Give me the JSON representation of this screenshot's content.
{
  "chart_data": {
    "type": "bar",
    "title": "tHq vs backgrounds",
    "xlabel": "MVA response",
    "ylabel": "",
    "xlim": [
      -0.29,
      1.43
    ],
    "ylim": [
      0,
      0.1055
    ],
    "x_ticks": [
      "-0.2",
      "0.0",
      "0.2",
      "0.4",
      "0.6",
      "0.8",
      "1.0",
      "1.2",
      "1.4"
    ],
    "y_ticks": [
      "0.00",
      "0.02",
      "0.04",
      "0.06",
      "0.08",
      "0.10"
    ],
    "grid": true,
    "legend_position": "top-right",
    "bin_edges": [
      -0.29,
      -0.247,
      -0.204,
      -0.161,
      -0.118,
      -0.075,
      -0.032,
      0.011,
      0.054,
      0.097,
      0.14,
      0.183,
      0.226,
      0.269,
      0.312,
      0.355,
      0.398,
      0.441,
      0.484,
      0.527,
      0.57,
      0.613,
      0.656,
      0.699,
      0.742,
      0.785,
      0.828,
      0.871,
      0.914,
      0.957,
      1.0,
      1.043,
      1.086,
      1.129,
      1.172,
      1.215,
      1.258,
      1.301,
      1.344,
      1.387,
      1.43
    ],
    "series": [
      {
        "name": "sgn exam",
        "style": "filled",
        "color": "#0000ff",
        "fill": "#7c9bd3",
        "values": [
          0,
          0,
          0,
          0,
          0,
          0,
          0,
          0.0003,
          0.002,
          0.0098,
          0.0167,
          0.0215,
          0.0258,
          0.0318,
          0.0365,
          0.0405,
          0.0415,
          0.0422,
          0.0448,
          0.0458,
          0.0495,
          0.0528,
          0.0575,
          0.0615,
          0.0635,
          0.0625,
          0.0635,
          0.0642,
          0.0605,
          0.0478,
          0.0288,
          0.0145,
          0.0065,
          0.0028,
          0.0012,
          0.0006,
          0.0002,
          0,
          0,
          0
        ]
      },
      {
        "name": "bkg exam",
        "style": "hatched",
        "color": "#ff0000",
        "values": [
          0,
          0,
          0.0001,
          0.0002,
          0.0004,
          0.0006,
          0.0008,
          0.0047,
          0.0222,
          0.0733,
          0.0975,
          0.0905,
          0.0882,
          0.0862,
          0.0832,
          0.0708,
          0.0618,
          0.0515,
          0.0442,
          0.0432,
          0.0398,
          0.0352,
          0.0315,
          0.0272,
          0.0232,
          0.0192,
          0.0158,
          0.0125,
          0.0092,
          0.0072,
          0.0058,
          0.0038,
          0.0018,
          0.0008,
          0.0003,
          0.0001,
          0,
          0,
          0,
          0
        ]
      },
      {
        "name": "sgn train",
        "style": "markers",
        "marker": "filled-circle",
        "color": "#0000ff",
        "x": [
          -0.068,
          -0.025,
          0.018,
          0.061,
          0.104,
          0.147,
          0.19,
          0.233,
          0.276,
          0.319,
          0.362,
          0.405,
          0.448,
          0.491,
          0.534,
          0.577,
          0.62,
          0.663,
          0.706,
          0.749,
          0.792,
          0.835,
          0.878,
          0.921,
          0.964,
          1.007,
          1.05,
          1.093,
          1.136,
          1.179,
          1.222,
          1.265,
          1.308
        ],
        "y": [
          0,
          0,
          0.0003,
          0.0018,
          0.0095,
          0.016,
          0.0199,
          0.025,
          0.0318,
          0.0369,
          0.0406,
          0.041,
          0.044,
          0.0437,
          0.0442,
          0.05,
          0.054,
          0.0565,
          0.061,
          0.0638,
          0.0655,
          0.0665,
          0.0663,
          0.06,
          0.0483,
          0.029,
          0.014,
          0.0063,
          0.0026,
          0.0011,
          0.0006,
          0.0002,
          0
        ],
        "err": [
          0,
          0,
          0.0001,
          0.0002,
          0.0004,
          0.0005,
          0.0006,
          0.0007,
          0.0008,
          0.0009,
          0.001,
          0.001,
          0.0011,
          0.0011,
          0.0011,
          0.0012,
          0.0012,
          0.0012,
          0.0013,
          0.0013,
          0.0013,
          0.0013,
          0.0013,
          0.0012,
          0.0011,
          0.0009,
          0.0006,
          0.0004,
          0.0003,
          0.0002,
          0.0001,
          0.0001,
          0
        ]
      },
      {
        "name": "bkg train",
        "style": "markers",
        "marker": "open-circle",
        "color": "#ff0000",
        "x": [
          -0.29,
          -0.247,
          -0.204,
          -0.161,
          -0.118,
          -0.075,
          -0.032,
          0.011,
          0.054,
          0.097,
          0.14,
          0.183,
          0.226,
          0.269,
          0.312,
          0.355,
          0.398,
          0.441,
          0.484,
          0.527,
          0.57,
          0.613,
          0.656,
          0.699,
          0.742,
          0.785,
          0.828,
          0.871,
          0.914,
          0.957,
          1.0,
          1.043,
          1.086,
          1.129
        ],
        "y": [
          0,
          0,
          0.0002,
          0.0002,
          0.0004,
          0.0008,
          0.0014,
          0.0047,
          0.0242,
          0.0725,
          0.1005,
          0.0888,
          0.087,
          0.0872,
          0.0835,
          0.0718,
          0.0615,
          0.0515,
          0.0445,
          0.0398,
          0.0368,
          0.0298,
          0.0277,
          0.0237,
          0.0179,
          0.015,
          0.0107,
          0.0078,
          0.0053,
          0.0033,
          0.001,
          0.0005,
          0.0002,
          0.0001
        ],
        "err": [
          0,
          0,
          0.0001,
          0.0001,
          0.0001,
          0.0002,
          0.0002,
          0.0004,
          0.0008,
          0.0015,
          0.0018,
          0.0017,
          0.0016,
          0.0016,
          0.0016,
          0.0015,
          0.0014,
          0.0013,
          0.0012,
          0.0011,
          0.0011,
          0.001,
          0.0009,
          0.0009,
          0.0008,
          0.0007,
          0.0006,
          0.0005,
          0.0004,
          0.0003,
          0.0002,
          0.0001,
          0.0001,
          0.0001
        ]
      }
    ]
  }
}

+ + + + + + +

Written request - Print the material verbatim, all of it.

Answer to the exercise -
Give me the JSON representation of this screenshot's content.
{
  "chart_data": {
    "type": "bar",
    "title": "tHq vs backgrounds",
    "xlabel": "MVA response",
    "ylabel": "",
    "xlim": [
      -0.29,
      1.43
    ],
    "ylim": [
      0,
      0.1055
    ],
    "x_ticks": [
      "-0.2",
      "0.0",
      "0.2",
      "0.4",
      "0.6",
      "0.8",
      "1.0",
      "1.2",
      "1.4"
    ],
    "y_ticks": [
      "0.00",
      "0.02",
      "0.04",
      "0.06",
      "0.08",
      "0.10"
    ],
    "grid": true,
    "legend_position": "top-right",
    "bin_edges": [
      -0.29,
      -0.247,
      -0.204,
      -0.161,
      -0.118,
      -0.075,
      -0.032,
      0.011,
      0.054,
      0.097,
      0.14,
      0.183,
      0.226,
      0.269,
      0.312,
      0.355,
      0.398,
      0.441,
      0.484,
      0.527,
      0.57,
      0.613,
      0.656,
      0.699,
      0.742,
      0.785,
      0.828,
      0.871,
      0.914,
      0.957,
      1.0,
      1.043,
      1.086,
      1.129,
      1.172,
      1.215,
      1.258,
      1.301,
      1.344,
      1.387,
      1.43
    ],
    "series": [
      {
        "name": "sgn exam",
        "style": "filled",
        "color": "#0000ff",
        "fill": "#7c9bd3",
        "values": [
          0,
          0,
          0,
          0,
          0,
          0,
          0,
          0.0003,
          0.002,
          0.0098,
          0.0167,
          0.0215,
          0.0258,
          0.0318,
          0.0365,
          0.0405,
          0.0415,
          0.0422,
          0.0448,
          0.0458,
          0.0495,
          0.0528,
          0.0575,
          0.0615,
          0.0635,
          0.0625,
          0.0635,
          0.0642,
          0.0605,
          0.0478,
          0.0288,
          0.0145,
          0.0065,
          0.0028,
          0.0012,
          0.0006,
          0.0002,
          0,
          0,
          0
        ]
      },
      {
        "name": "bkg exam",
        "style": "hatched",
        "color": "#ff0000",
        "values": [
          0,
          0,
          0.0001,
          0.0002,
          0.0004,
          0.0006,
          0.0008,
          0.0047,
          0.0222,
          0.0733,
          0.0975,
          0.0905,
          0.0882,
          0.0862,
          0.0832,
          0.0708,
          0.0618,
          0.0515,
          0.0442,
          0.0432,
          0.0398,
          0.0352,
          0.0315,
          0.0272,
          0.0232,
          0.0192,
          0.0158,
          0.0125,
          0.0092,
          0.0072,
          0.0058,
          0.0038,
          0.0018,
          0.0008,
          0.0003,
          0.0001,
          0,
          0,
          0,
          0
        ]
      },
      {
        "name": "sgn train",
        "style": "markers",
        "marker": "filled-circle",
        "color": "#0000ff",
        "x": [
          -0.068,
          -0.025,
          0.018,
          0.061,
          0.104,
          0.147,
          0.19,
          0.233,
          0.276,
          0.319,
          0.362,
          0.405,
          0.448,
          0.491,
          0.534,
          0.577,
          0.62,
          0.663,
          0.706,
          0.749,
          0.792,
          0.835,
          0.878,
          0.921,
          0.964,
          1.007,
          1.05,
          1.093,
          1.136,
          1.179,
          1.222,
          1.265,
          1.308
        ],
        "y": [
          0,
          0,
          0.0003,
          0.0018,
          0.0095,
          0.016,
          0.0199,
          0.025,
          0.0318,
          0.0369,
          0.0406,
          0.041,
          0.044,
          0.0437,
          0.0442,
          0.05,
          0.054,
          0.0565,
          0.061,
          0.0638,
          0.0655,
          0.0665,
          0.0663,
          0.06,
          0.0483,
          0.029,
          0.014,
          0.0063,
          0.0026,
          0.0011,
          0.0006,
          0.0002,
          0
        ],
        "err": [
          0,
          0,
          0.0001,
          0.0002,
          0.0004,
          0.0005,
          0.0006,
          0.0007,
          0.0008,
          0.0009,
          0.001,
          0.001,
          0.0011,
          0.0011,
          0.0011,
          0.0012,
          0.0012,
          0.0012,
          0.0013,
          0.0013,
          0.0013,
          0.0013,
          0.0013,
          0.0012,
          0.0011,
          0.0009,
          0.0006,
          0.0004,
          0.0003,
          0.0002,
          0.0001,
          0.0001,
          0
        ]
      },
      {
        "name": "bkg train",
        "style": "markers",
        "marker": "open-circle",
        "color": "#ff0000",
        "x": [
          -0.29,
          -0.247,
          -0.204,
          -0.161,
          -0.118,
          -0.075,
          -0.032,
          0.011,
          0.054,
          0.097,
          0.14,
          0.183,
          0.226,
          0.269,
          0.312,
          0.355,
          0.398,
          0.441,
          0.484,
          0.527,
          0.57,
          0.613,
          0.656,
          0.699,
          0.742,
          0.785,
          0.828,
          0.871,
          0.914,
          0.957,
          1.0,
          1.043,
          1.086,
          1.129
        ],
        "y": [
          0,
          0,
          0.0002,
          0.0002,
          0.0004,
          0.0008,
          0.0014,
          0.0047,
          0.0242,
          0.0725,
          0.1005,
          0.0888,
          0.087,
          0.0872,
          0.0835,
          0.0718,
          0.0615,
          0.0515,
          0.0445,
          0.0398,
          0.0368,
          0.0298,
          0.0277,
          0.0237,
          0.0179,
          0.015,
          0.0107,
          0.0078,
          0.0053,
          0.0033,
          0.001,
          0.0005,
          0.0002,
          0.0001
        ],
        "err": [
          0,
          0,
          0.0001,
          0.0001,
          0.0001,
          0.0002,
          0.0002,
          0.0004,
          0.0008,
          0.0015,
          0.0018,
          0.0017,
          0.0016,
          0.0016,
          0.0016,
          0.0015,
          0.0014,
          0.0013,
          0.0012,
          0.0011,
          0.0011,
          0.001,
          0.0009,
          0.0009,
          0.0008,
          0.0007,
          0.0006,
          0.0005,
          0.0004,
          0.0003,
          0.0002,
          0.0001,
          0.0001,
          0.0001
        ]
      }
    ]
  }
}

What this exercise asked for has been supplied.